** Start of Supplied records **
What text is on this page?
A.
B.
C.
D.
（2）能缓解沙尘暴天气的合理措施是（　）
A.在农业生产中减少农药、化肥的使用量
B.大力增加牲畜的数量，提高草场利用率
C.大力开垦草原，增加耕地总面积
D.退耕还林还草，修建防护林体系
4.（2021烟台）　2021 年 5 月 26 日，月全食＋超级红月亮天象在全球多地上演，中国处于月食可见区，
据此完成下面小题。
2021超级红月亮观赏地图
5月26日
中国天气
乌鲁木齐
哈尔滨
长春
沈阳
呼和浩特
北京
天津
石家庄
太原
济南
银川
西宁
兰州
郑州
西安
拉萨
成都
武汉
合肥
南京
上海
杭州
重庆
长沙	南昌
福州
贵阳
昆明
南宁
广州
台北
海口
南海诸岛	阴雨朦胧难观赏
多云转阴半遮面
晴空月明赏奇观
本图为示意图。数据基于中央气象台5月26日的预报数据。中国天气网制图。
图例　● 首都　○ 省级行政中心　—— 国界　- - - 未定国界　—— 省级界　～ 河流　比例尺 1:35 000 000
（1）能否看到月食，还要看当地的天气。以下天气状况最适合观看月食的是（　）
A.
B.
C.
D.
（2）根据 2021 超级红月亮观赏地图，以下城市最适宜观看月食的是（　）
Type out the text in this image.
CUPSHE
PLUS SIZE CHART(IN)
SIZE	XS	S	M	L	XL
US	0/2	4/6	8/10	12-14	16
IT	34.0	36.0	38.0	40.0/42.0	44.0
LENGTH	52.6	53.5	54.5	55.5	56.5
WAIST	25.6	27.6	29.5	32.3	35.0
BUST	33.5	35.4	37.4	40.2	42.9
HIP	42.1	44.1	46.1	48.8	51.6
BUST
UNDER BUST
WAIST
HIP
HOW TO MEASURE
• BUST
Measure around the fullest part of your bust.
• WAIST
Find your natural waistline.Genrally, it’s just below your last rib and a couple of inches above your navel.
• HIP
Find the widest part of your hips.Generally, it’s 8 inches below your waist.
** End of Supplied records **
Request: Work out how many lines of the data above contain the string "this" and give the number alone.

Written response: 2